REQUIREMENT:
Reproduce all the material exactly, minus any pictures it holds.

ENTRIES PROVIDED:
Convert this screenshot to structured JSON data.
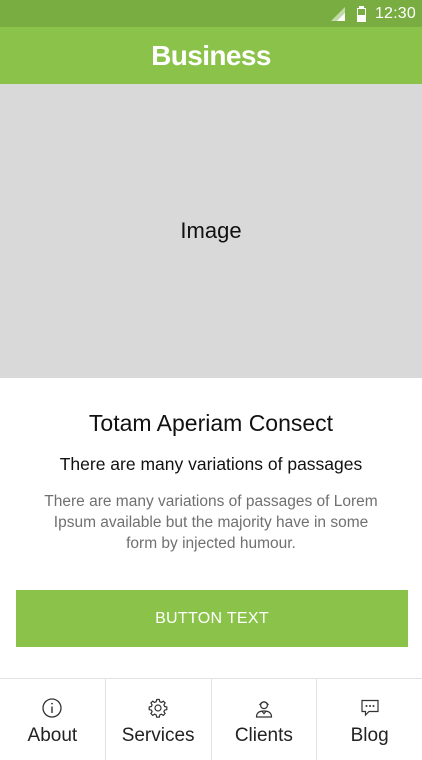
{
  "status_bar": {
    "time": "12:30",
    "icons": [
      "signal-icon",
      "battery-icon"
    ]
  },
  "app_bar": {
    "title": "Business"
  },
  "hero": {
    "placeholder_label": "Image"
  },
  "content": {
    "title": "Totam Aperiam Consect",
    "subtitle": "There are many variations of passages",
    "body": "There are many variations of passages of Lorem Ipsum available but the majority have in some form by injected humour."
  },
  "cta": {
    "label": "BUTTON TEXT"
  },
  "bottom_nav": {
    "items": [
      {
        "label": "About",
        "icon": "info-icon"
      },
      {
        "label": "Services",
        "icon": "gear-icon"
      },
      {
        "label": "Clients",
        "icon": "person-icon"
      },
      {
        "label": "Blog",
        "icon": "chat-bubble-icon"
      }
    ]
  },
  "colors": {
    "primary": "#8bc34a",
    "status_bar": "#79ad42",
    "hero_bg": "#d9d9d9",
    "body_text": "#707070"
  }
}
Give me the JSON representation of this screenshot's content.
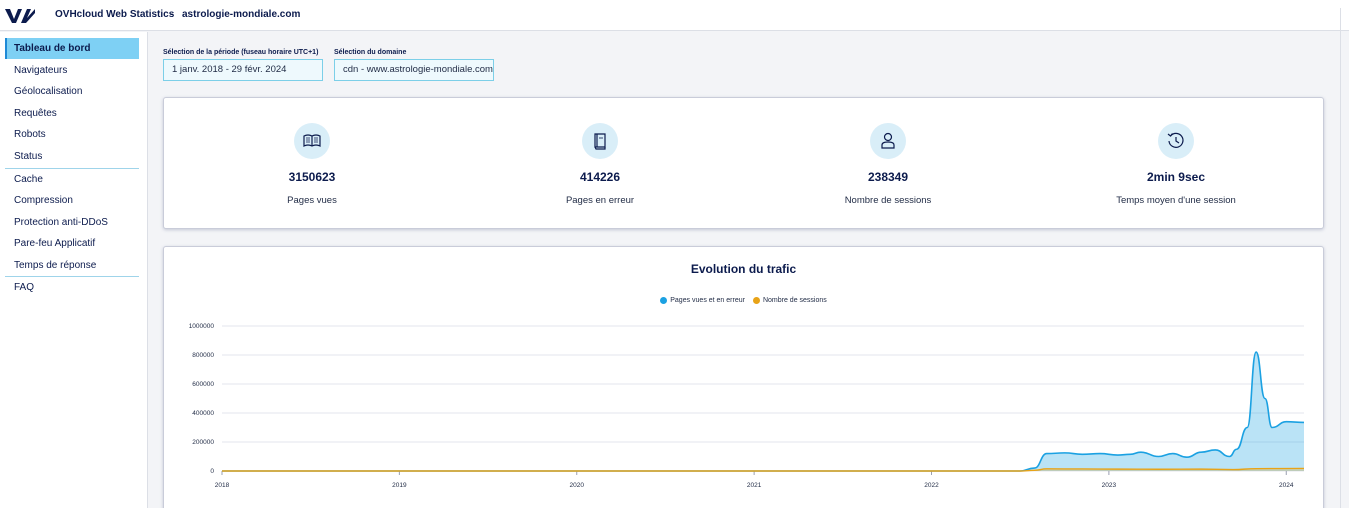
{
  "header": {
    "app_title": "OVHcloud Web Statistics",
    "separator": "-",
    "domain": "astrologie-mondiale.com"
  },
  "sidebar": {
    "items": [
      {
        "label": "Tableau de bord",
        "active": true
      },
      {
        "label": "Navigateurs"
      },
      {
        "label": "Géolocalisation"
      },
      {
        "label": "Requêtes"
      },
      {
        "label": "Robots"
      },
      {
        "label": "Status"
      },
      {
        "label": "Cache"
      },
      {
        "label": "Compression"
      },
      {
        "label": "Protection anti-DDoS"
      },
      {
        "label": "Pare-feu Applicatif"
      },
      {
        "label": "Temps de réponse"
      },
      {
        "label": "FAQ"
      }
    ]
  },
  "filters": {
    "period_label": "Sélection de la période (fuseau horaire UTC+1)",
    "period_value": "1 janv. 2018 - 29 févr. 2024",
    "domain_label": "Sélection du domaine",
    "domain_value": "cdn - www.astrologie-mondiale.com"
  },
  "stats": [
    {
      "icon": "book-open-icon",
      "value": "3150623",
      "label": "Pages vues"
    },
    {
      "icon": "broken-book-icon",
      "value": "414226",
      "label": "Pages en erreur"
    },
    {
      "icon": "user-icon",
      "value": "238349",
      "label": "Nombre de sessions"
    },
    {
      "icon": "clock-icon",
      "value": "2min 9sec",
      "label": "Temps moyen d'une session"
    }
  ],
  "colors": {
    "accent": "#7ed0f4",
    "series_pages": "#1ba1e2",
    "series_sessions": "#e8a317",
    "brand": "#0c1b4d"
  },
  "chart_data": {
    "type": "area",
    "title": "Evolution du trafic",
    "xlabel": "",
    "ylabel": "",
    "x_ticks": [
      "2018",
      "2019",
      "2020",
      "2021",
      "2022",
      "2023",
      "2024"
    ],
    "y_ticks": [
      "1000000",
      "800000",
      "600000",
      "400000",
      "200000",
      "0"
    ],
    "xlim": [
      2018.0,
      2024.1
    ],
    "ylim": [
      0,
      1000000
    ],
    "grid": true,
    "legend_position": "top-center",
    "series": [
      {
        "name": "Pages vues et en erreur",
        "color": "#1ba1e2",
        "points": [
          [
            2018.0,
            0
          ],
          [
            2022.5,
            0
          ],
          [
            2022.58,
            20000
          ],
          [
            2022.65,
            120000
          ],
          [
            2022.75,
            125000
          ],
          [
            2022.85,
            115000
          ],
          [
            2022.95,
            120000
          ],
          [
            2023.05,
            110000
          ],
          [
            2023.12,
            115000
          ],
          [
            2023.18,
            130000
          ],
          [
            2023.28,
            100000
          ],
          [
            2023.36,
            120000
          ],
          [
            2023.44,
            95000
          ],
          [
            2023.52,
            130000
          ],
          [
            2023.6,
            145000
          ],
          [
            2023.68,
            100000
          ],
          [
            2023.72,
            150000
          ],
          [
            2023.78,
            300000
          ],
          [
            2023.83,
            820000
          ],
          [
            2023.88,
            500000
          ],
          [
            2023.92,
            300000
          ],
          [
            2024.0,
            340000
          ],
          [
            2024.1,
            335000
          ]
        ]
      },
      {
        "name": "Nombre de sessions",
        "color": "#e8a317",
        "points": [
          [
            2018.0,
            0
          ],
          [
            2022.5,
            0
          ],
          [
            2022.58,
            5000
          ],
          [
            2022.65,
            15000
          ],
          [
            2022.85,
            14000
          ],
          [
            2023.05,
            13000
          ],
          [
            2023.28,
            12000
          ],
          [
            2023.52,
            13000
          ],
          [
            2023.7,
            10000
          ],
          [
            2023.83,
            16000
          ],
          [
            2024.1,
            18000
          ]
        ]
      }
    ]
  }
}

RESULT OF THIS EXERCISE:
Convert this screenshot to structured JSON data.
{
  "status_bar": {
    "time": "12:30",
    "icons": [
      "signal-icon",
      "battery-icon"
    ]
  },
  "app_bar": {
    "title": "Business"
  },
  "hero": {
    "placeholder_label": "Image"
  },
  "content": {
    "title": "Totam Aperiam Consect",
    "subtitle": "There are many variations of passages",
    "body": "There are many variations of passages of Lorem Ipsum available but the majority have in some form by injected humour."
  },
  "cta": {
    "label": "BUTTON TEXT"
  },
  "bottom_nav": {
    "items": [
      {
        "label": "About",
        "icon": "info-icon"
      },
      {
        "label": "Services",
        "icon": "gear-icon"
      },
      {
        "label": "Clients",
        "icon": "person-icon"
      },
      {
        "label": "Blog",
        "icon": "chat-bubble-icon"
      }
    ]
  },
  "colors": {
    "primary": "#8bc34a",
    "status_bar": "#79ad42",
    "hero_bg": "#d9d9d9",
    "body_text": "#707070"
  }
}
Give me the JSON representation of this screenshot's content.
{
  "header": {
    "app_title": "OVHcloud Web Statistics",
    "separator": "-",
    "domain": "astrologie-mondiale.com"
  },
  "sidebar": {
    "items": [
      {
        "label": "Tableau de bord",
        "active": true
      },
      {
        "label": "Navigateurs"
      },
      {
        "label": "Géolocalisation"
      },
      {
        "label": "Requêtes"
      },
      {
        "label": "Robots"
      },
      {
        "label": "Status"
      },
      {
        "label": "Cache"
      },
      {
        "label": "Compression"
      },
      {
        "label": "Protection anti-DDoS"
      },
      {
        "label": "Pare-feu Applicatif"
      },
      {
        "label": "Temps de réponse"
      },
      {
        "label": "FAQ"
      }
    ]
  },
  "filters": {
    "period_label": "Sélection de la période (fuseau horaire UTC+1)",
    "period_value": "1 janv. 2018 - 29 févr. 2024",
    "domain_label": "Sélection du domaine",
    "domain_value": "cdn - www.astrologie-mondiale.com"
  },
  "stats": [
    {
      "icon": "book-open-icon",
      "value": "3150623",
      "label": "Pages vues"
    },
    {
      "icon": "broken-book-icon",
      "value": "414226",
      "label": "Pages en erreur"
    },
    {
      "icon": "user-icon",
      "value": "238349",
      "label": "Nombre de sessions"
    },
    {
      "icon": "clock-icon",
      "value": "2min 9sec",
      "label": "Temps moyen d'une session"
    }
  ],
  "colors": {
    "accent": "#7ed0f4",
    "series_pages": "#1ba1e2",
    "series_sessions": "#e8a317",
    "brand": "#0c1b4d"
  },
  "chart_data": {
    "type": "area",
    "title": "Evolution du trafic",
    "xlabel": "",
    "ylabel": "",
    "x_ticks": [
      "2018",
      "2019",
      "2020",
      "2021",
      "2022",
      "2023",
      "2024"
    ],
    "y_ticks": [
      "1000000",
      "800000",
      "600000",
      "400000",
      "200000",
      "0"
    ],
    "xlim": [
      2018.0,
      2024.1
    ],
    "ylim": [
      0,
      1000000
    ],
    "grid": true,
    "legend_position": "top-center",
    "series": [
      {
        "name": "Pages vues et en erreur",
        "color": "#1ba1e2",
        "points": [
          [
            2018.0,
            0
          ],
          [
            2022.5,
            0
          ],
          [
            2022.58,
            20000
          ],
          [
            2022.65,
            120000
          ],
          [
            2022.75,
            125000
          ],
          [
            2022.85,
            115000
          ],
          [
            2022.95,
            120000
          ],
          [
            2023.05,
            110000
          ],
          [
            2023.12,
            115000
          ],
          [
            2023.18,
            130000
          ],
          [
            2023.28,
            100000
          ],
          [
            2023.36,
            120000
          ],
          [
            2023.44,
            95000
          ],
          [
            2023.52,
            130000
          ],
          [
            2023.6,
            145000
          ],
          [
            2023.68,
            100000
          ],
          [
            2023.72,
            150000
          ],
          [
            2023.78,
            300000
          ],
          [
            2023.83,
            820000
          ],
          [
            2023.88,
            500000
          ],
          [
            2023.92,
            300000
          ],
          [
            2024.0,
            340000
          ],
          [
            2024.1,
            335000
          ]
        ]
      },
      {
        "name": "Nombre de sessions",
        "color": "#e8a317",
        "points": [
          [
            2018.0,
            0
          ],
          [
            2022.5,
            0
          ],
          [
            2022.58,
            5000
          ],
          [
            2022.65,
            15000
          ],
          [
            2022.85,
            14000
          ],
          [
            2023.05,
            13000
          ],
          [
            2023.28,
            12000
          ],
          [
            2023.52,
            13000
          ],
          [
            2023.7,
            10000
          ],
          [
            2023.83,
            16000
          ],
          [
            2024.1,
            18000
          ]
        ]
      }
    ]
  }
}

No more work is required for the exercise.